Source records
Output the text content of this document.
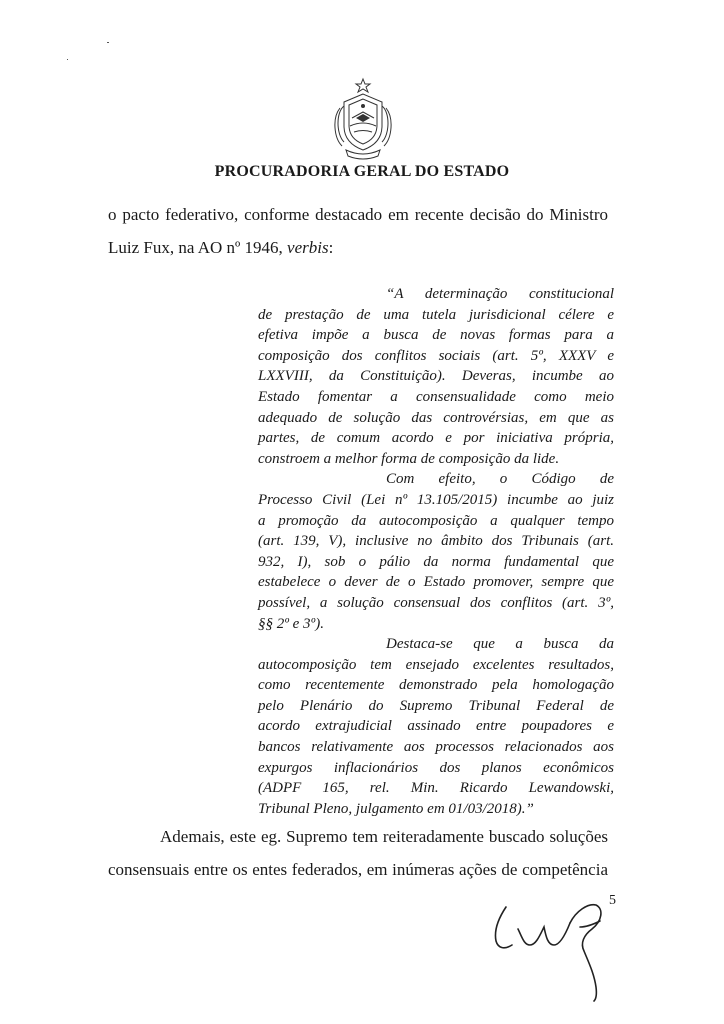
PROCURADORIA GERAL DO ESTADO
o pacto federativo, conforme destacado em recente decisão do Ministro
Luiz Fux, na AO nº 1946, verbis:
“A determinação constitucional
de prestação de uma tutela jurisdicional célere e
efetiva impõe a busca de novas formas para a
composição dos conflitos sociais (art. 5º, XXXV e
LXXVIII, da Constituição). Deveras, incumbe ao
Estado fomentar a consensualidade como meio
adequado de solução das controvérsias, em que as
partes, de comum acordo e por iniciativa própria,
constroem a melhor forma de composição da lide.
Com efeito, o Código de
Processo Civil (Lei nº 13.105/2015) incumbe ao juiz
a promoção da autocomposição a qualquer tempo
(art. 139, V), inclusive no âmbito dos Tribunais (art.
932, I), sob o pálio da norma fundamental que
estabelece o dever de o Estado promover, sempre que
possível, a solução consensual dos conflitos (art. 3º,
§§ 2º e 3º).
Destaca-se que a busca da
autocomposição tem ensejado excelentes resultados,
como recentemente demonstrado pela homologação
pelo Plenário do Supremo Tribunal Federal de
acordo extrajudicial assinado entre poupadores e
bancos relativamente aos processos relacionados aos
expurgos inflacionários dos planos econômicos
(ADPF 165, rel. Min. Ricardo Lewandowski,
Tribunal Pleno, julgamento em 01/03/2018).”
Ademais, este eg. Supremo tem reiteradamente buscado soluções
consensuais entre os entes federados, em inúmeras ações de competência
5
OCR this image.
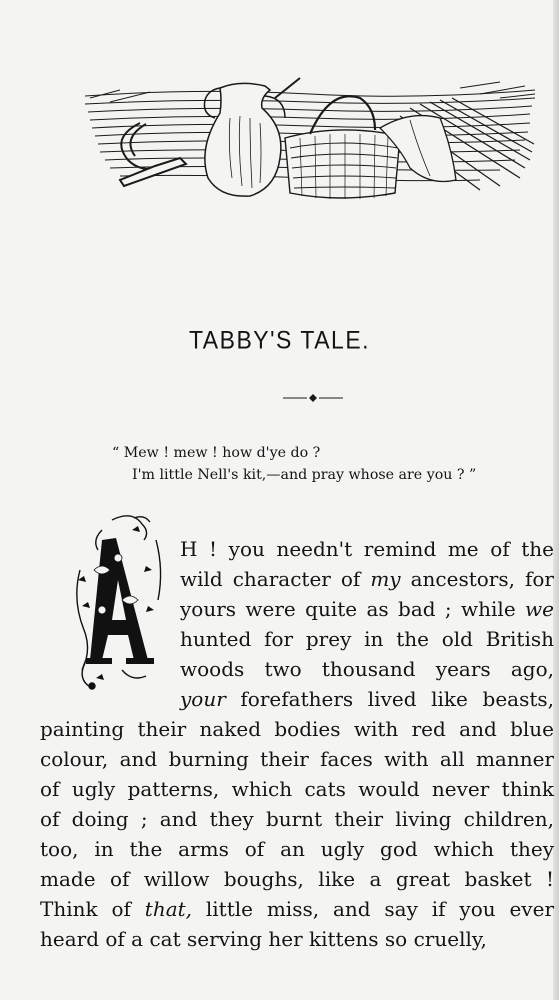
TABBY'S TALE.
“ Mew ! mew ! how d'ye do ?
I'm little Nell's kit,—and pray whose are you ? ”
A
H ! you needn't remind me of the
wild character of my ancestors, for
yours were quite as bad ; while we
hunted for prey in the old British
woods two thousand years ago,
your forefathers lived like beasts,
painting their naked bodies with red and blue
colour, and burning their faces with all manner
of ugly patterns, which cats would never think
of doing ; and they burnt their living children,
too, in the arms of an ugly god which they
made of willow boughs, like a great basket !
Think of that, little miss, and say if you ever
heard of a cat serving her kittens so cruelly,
--
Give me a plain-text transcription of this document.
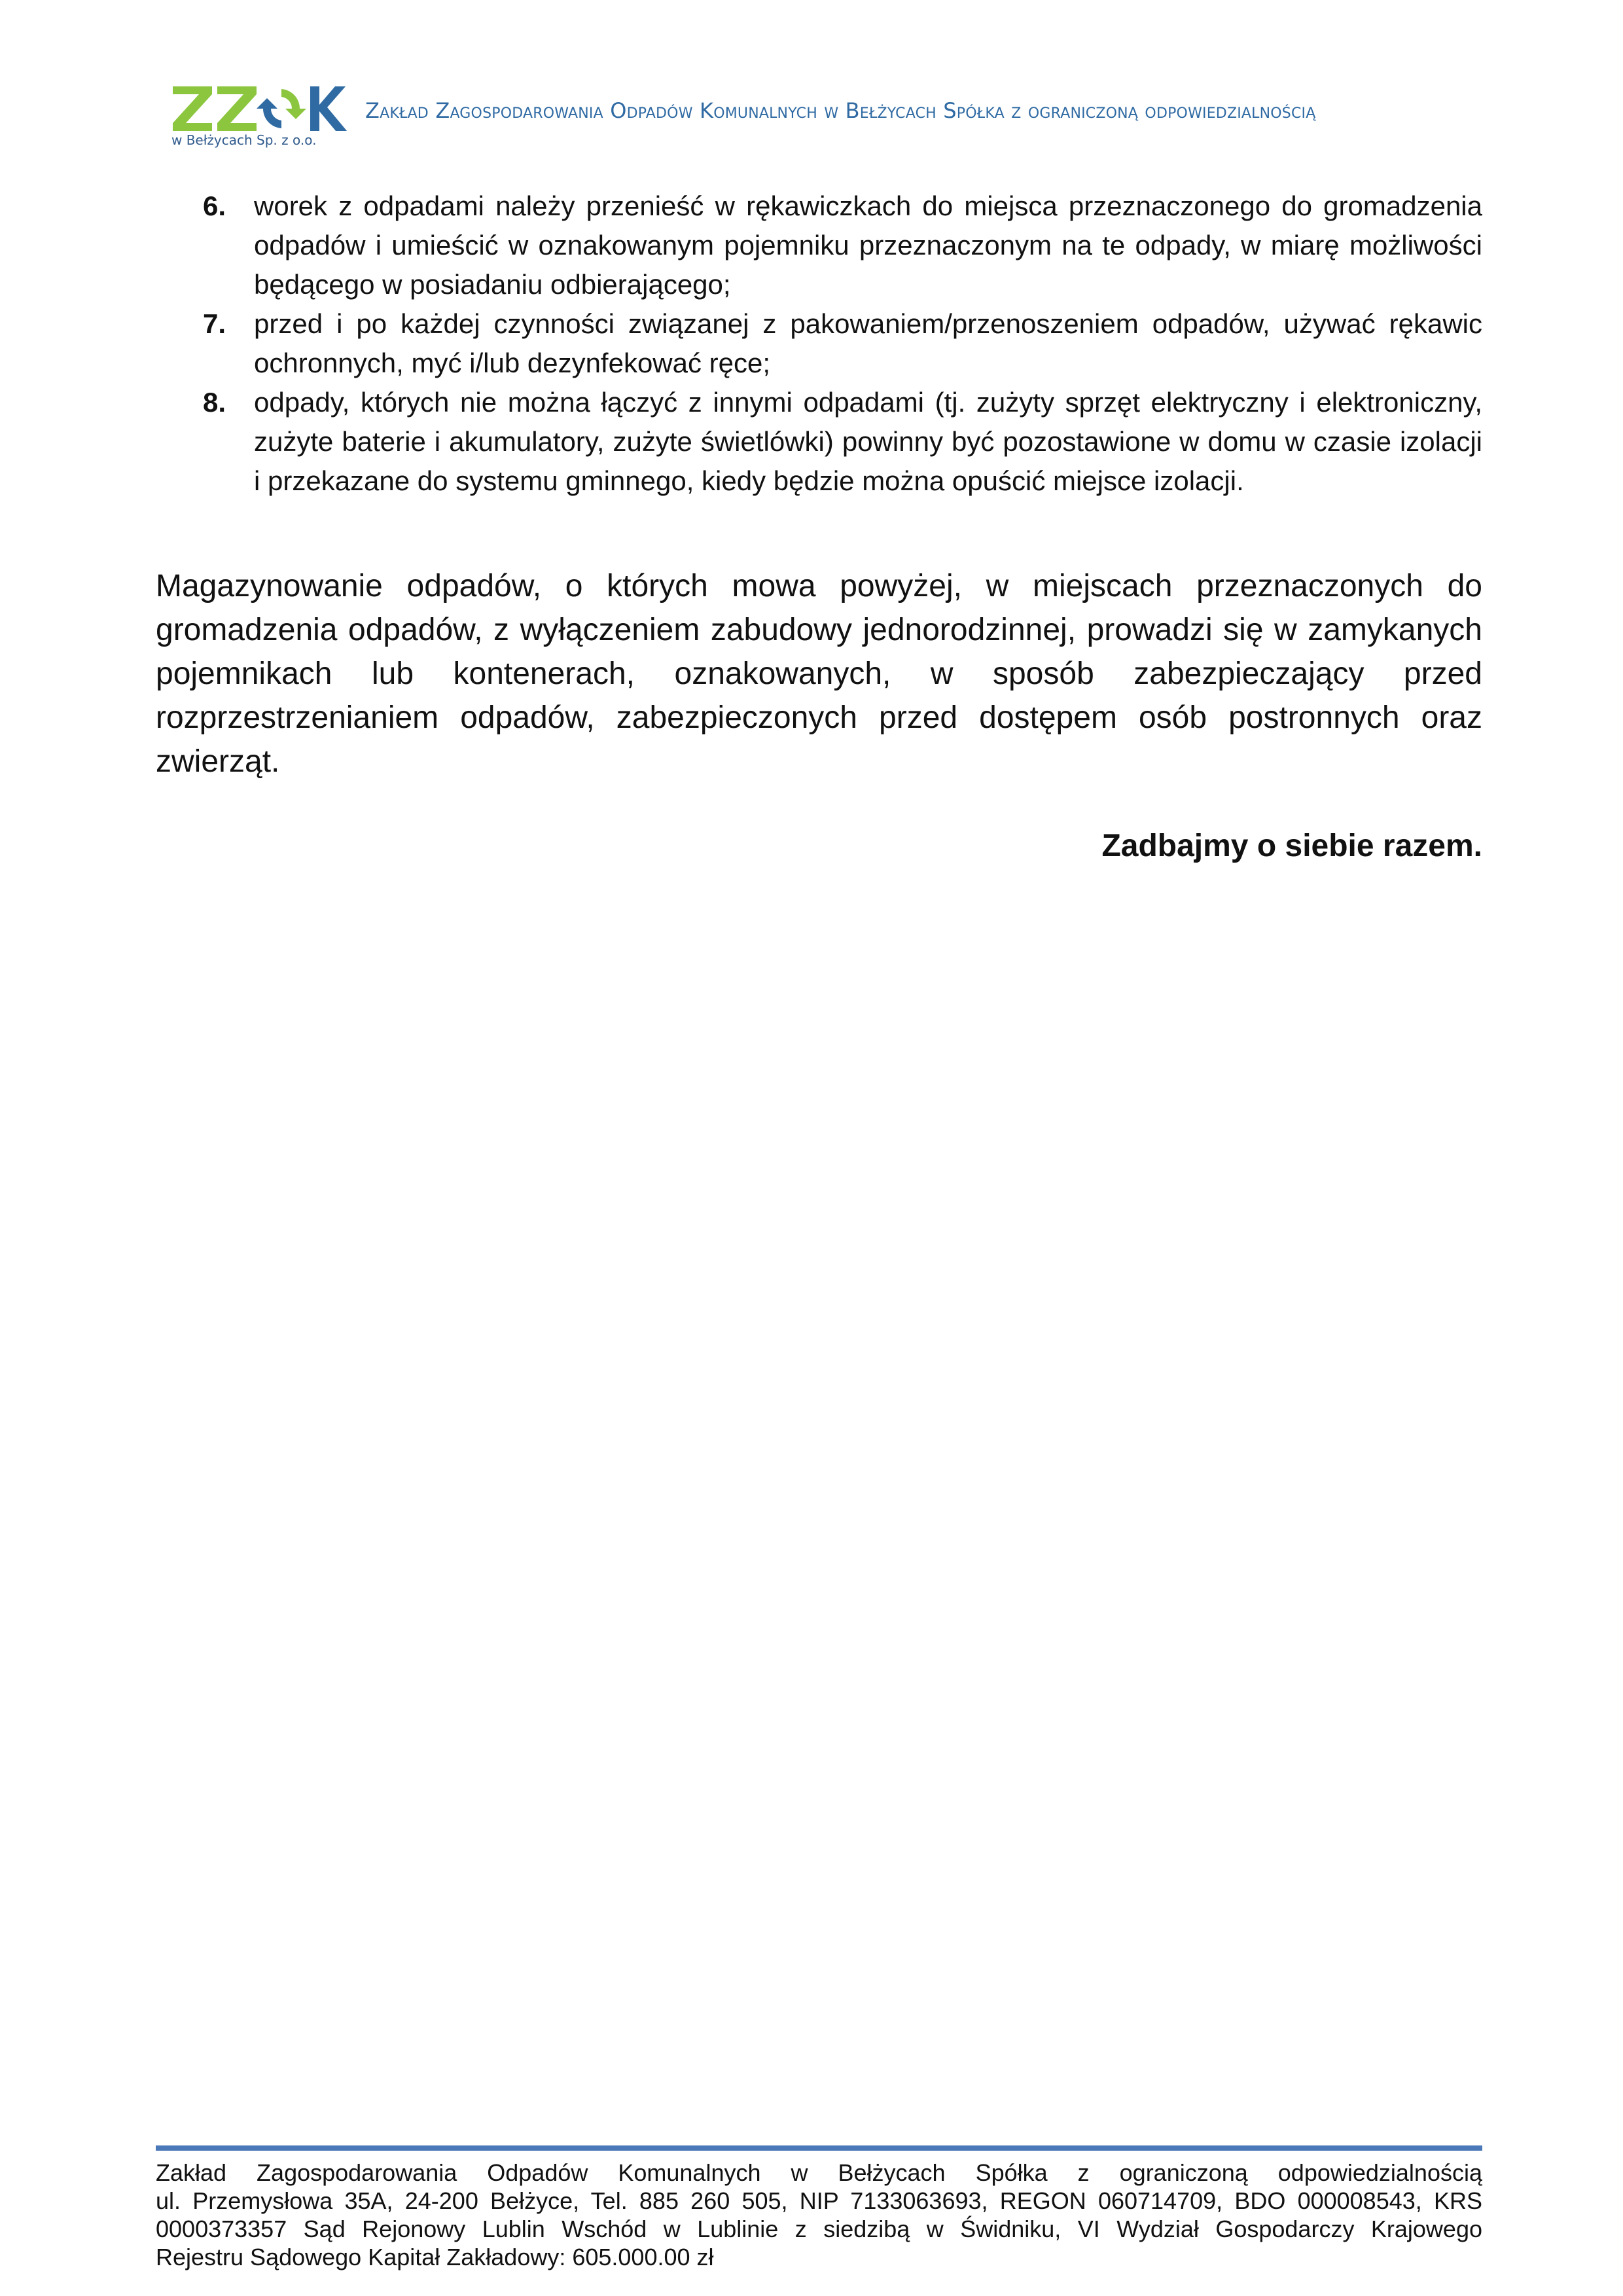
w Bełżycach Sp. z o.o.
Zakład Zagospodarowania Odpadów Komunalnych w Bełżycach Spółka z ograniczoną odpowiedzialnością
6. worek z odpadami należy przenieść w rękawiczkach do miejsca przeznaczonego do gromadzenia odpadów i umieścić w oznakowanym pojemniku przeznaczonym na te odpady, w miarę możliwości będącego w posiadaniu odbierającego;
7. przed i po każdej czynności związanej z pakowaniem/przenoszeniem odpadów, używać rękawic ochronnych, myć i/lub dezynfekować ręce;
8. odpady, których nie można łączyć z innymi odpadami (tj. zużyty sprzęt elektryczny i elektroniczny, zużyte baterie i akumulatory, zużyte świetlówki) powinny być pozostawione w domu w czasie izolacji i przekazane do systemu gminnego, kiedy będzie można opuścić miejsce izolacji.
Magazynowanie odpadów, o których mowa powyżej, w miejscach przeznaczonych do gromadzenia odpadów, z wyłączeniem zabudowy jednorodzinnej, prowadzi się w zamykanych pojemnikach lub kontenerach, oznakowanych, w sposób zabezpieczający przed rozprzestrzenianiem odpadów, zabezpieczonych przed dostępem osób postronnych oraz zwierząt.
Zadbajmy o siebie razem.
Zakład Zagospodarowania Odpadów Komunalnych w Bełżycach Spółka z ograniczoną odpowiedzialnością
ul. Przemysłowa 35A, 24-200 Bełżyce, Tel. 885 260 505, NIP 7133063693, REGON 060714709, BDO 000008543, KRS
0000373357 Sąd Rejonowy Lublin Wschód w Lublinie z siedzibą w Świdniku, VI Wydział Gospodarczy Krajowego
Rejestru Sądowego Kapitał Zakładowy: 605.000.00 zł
--
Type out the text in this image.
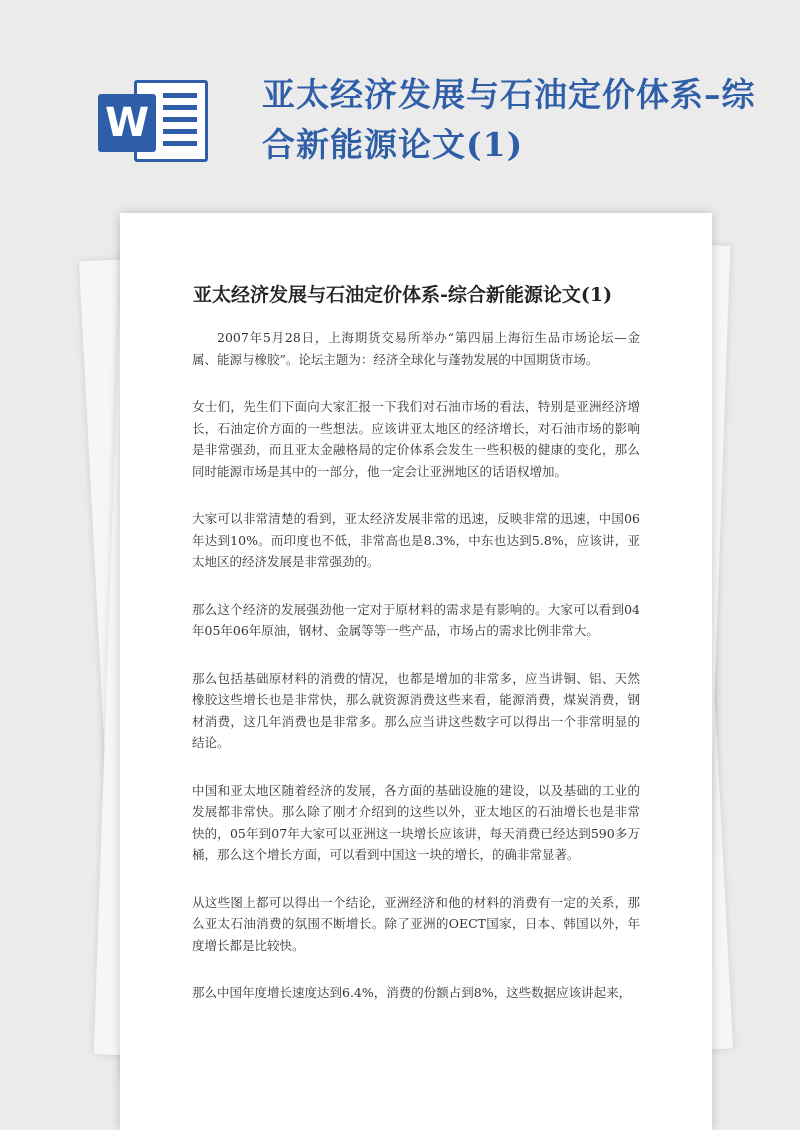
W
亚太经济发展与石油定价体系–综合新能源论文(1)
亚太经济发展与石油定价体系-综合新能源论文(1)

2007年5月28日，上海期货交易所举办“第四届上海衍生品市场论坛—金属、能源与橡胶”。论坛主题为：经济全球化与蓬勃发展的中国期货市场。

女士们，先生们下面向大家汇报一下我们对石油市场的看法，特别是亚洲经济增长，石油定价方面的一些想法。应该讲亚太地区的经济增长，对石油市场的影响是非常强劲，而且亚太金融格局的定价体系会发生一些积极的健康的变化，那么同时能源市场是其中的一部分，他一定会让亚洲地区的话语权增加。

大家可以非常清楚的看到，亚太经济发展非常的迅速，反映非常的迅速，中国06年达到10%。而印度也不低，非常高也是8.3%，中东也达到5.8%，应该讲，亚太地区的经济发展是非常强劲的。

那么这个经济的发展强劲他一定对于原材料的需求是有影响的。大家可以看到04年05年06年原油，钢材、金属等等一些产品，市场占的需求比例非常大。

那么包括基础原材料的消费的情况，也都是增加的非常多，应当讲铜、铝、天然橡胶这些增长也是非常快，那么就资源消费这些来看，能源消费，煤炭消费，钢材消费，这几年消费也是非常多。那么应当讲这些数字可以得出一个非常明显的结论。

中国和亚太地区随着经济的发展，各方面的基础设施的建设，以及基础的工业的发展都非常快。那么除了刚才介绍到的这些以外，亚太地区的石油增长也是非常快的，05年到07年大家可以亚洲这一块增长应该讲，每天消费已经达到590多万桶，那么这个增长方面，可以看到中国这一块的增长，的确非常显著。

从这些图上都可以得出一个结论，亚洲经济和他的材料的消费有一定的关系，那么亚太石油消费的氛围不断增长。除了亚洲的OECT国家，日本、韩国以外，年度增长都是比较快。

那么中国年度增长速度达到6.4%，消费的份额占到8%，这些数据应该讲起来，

TASK STATEMENT. Leave out every line without the string "their" and copy the rest.

RESULT OF THIS TASK.
painting their naked bodies with red and blue
colour, and burning their faces with all manner
of doing ; and they burnt their living children,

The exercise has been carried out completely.